## Set task
Your task is to copy every line of the records below that contains "Preferences".

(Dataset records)

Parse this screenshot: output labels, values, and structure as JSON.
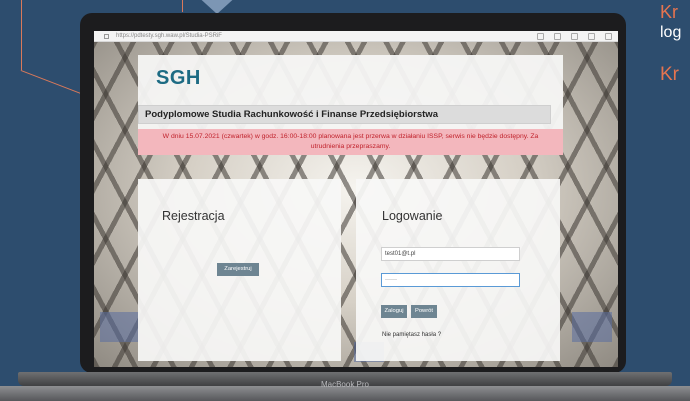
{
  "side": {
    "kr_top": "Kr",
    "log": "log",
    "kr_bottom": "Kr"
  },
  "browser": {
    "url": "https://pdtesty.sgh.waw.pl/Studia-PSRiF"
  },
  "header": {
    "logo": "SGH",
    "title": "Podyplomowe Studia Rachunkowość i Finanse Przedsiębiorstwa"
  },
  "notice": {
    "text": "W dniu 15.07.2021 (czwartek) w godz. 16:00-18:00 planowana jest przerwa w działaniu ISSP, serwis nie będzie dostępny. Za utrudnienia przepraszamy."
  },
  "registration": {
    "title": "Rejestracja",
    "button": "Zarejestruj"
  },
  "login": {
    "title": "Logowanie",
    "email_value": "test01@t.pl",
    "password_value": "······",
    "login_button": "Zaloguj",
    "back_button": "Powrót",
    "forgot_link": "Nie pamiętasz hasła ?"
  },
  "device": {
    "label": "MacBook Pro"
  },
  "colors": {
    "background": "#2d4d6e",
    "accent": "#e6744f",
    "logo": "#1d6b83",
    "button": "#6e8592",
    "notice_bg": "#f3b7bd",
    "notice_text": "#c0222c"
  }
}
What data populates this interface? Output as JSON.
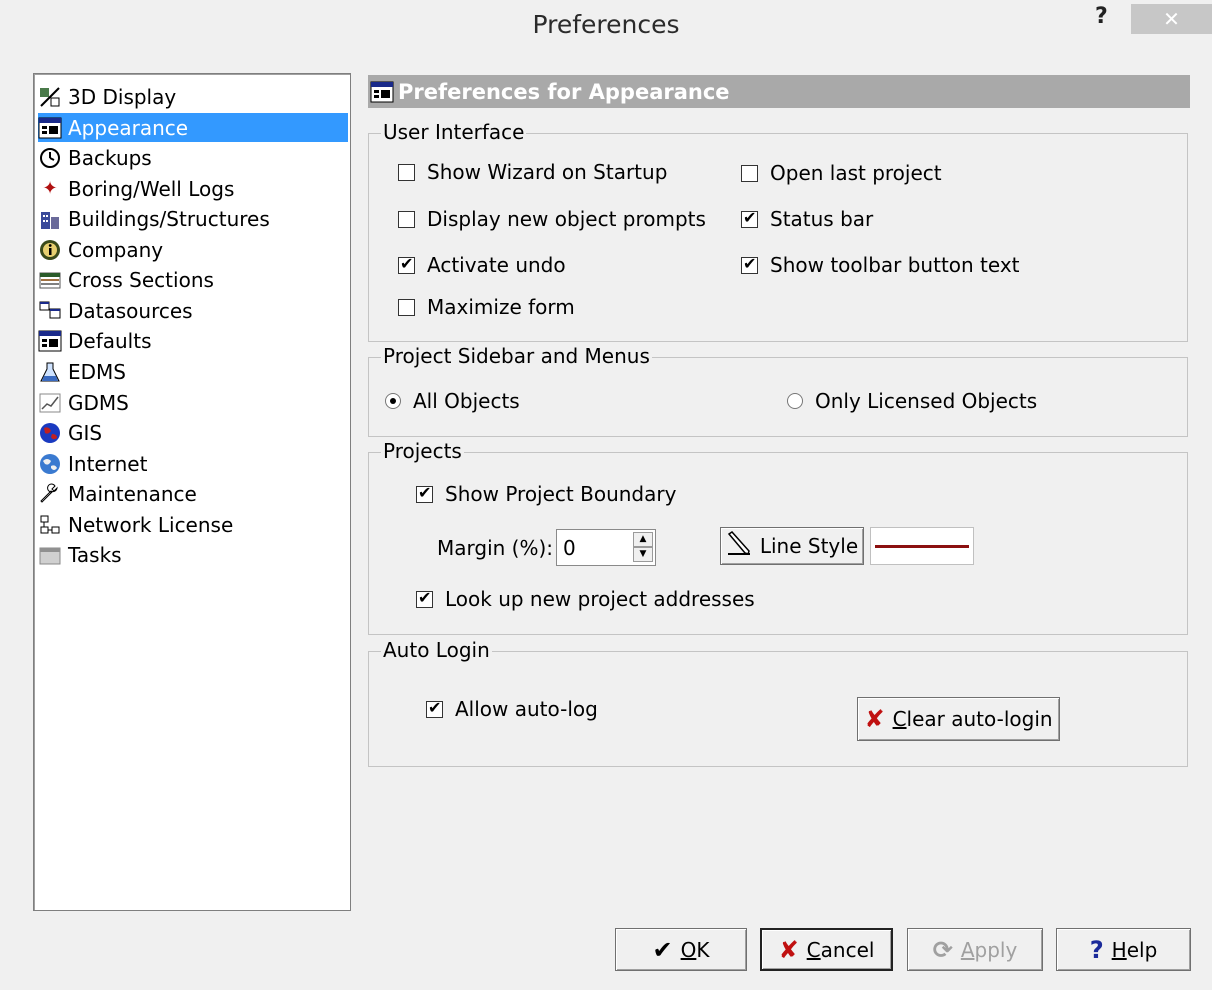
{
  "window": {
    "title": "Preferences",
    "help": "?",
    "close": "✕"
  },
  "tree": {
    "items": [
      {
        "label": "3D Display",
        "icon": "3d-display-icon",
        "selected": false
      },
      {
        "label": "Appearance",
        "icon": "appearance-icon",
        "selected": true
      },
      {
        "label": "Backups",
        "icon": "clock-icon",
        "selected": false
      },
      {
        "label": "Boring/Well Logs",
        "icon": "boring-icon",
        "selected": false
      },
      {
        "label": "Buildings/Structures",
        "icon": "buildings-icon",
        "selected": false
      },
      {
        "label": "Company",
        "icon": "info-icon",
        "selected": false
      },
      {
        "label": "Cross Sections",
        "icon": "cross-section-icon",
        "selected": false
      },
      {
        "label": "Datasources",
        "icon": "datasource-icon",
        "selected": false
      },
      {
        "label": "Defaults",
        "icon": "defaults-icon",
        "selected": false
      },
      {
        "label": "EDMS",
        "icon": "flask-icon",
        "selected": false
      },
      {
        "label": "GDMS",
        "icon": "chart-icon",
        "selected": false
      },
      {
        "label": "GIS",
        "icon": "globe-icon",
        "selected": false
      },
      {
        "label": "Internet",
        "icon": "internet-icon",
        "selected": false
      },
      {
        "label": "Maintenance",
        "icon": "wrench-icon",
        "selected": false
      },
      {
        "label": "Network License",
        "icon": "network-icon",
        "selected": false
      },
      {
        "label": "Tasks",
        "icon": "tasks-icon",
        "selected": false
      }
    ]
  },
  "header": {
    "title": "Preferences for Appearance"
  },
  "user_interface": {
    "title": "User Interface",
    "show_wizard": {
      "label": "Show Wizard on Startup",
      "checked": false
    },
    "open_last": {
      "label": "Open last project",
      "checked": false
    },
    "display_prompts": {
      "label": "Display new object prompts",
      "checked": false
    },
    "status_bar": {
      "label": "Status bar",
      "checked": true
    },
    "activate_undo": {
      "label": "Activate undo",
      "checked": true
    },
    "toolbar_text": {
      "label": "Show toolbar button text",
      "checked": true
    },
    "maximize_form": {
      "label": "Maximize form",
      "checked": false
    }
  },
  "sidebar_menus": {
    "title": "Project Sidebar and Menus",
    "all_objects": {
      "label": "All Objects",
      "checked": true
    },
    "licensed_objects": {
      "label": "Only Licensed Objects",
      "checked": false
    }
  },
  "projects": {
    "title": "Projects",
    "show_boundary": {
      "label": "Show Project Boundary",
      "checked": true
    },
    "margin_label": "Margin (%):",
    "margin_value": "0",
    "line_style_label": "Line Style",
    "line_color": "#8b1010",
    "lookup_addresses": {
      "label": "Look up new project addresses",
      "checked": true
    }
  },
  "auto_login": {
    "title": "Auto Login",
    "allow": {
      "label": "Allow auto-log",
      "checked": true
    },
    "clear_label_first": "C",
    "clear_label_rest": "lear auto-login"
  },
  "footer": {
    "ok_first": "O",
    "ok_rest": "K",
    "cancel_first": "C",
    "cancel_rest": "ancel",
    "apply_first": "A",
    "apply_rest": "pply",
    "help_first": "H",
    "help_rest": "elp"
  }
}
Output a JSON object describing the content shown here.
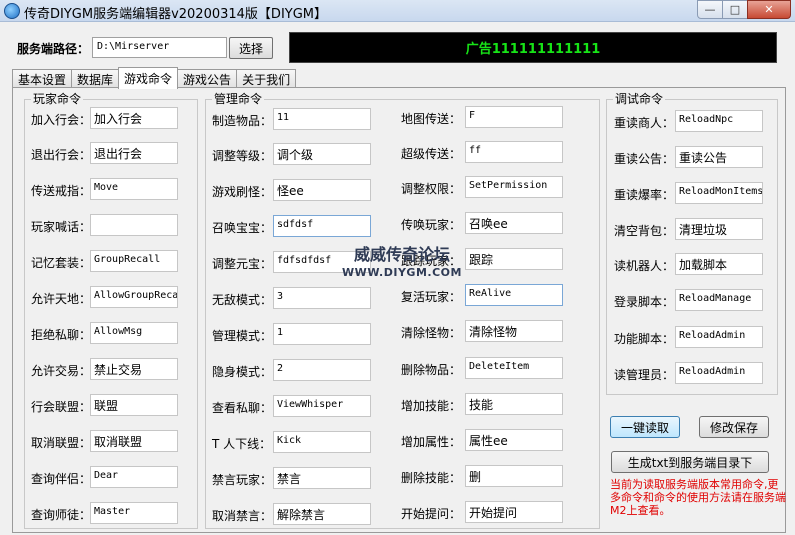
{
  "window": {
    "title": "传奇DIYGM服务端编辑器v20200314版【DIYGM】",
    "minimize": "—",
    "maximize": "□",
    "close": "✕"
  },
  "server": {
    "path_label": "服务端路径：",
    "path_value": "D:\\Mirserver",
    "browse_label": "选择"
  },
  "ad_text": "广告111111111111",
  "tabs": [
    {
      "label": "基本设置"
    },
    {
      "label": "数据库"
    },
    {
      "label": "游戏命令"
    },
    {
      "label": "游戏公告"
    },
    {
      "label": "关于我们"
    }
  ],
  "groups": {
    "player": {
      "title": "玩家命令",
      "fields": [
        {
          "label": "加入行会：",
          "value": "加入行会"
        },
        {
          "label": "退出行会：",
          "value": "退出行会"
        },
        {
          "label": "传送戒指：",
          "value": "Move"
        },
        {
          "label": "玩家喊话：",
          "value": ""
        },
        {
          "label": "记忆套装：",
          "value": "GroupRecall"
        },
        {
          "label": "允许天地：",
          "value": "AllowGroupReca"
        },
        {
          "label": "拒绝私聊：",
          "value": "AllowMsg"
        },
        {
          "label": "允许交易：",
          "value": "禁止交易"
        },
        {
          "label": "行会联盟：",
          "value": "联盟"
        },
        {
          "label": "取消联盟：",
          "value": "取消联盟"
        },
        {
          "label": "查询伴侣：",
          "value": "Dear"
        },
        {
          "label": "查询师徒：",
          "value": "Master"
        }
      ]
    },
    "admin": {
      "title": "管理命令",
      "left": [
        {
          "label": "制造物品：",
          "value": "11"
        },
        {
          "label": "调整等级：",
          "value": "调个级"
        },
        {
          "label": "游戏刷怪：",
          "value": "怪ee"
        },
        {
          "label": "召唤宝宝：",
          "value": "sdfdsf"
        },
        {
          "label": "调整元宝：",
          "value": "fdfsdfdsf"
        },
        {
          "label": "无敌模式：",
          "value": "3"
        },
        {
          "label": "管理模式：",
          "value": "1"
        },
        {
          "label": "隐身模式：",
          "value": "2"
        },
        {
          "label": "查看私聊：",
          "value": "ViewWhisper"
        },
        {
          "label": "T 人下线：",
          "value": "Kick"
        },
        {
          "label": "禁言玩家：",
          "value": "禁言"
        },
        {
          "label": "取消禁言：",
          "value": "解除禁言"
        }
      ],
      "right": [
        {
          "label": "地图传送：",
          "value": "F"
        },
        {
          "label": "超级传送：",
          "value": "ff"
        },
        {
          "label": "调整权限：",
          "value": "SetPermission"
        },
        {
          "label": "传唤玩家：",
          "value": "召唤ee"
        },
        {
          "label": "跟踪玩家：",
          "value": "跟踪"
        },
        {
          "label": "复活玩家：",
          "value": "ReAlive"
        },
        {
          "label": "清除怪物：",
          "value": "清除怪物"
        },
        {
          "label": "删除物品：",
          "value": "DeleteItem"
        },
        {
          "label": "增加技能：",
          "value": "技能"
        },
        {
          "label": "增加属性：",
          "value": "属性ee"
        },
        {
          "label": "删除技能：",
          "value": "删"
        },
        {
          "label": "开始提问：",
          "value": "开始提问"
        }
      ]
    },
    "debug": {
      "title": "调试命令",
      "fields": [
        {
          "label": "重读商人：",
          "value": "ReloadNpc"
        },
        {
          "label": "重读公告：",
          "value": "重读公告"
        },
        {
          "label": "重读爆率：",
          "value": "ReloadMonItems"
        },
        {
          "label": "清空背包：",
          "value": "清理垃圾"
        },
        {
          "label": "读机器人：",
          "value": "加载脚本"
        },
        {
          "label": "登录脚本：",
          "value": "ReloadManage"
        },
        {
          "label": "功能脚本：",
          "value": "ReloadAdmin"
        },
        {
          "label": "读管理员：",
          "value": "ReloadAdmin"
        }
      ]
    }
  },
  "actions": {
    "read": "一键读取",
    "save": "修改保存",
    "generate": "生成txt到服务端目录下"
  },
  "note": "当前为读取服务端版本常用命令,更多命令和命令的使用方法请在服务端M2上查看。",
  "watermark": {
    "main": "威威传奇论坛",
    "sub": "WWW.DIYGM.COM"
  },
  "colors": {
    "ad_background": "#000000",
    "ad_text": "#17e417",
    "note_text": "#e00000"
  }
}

## Full answer
    "title": "Preferences",
    "title": "Preferences for Appearance"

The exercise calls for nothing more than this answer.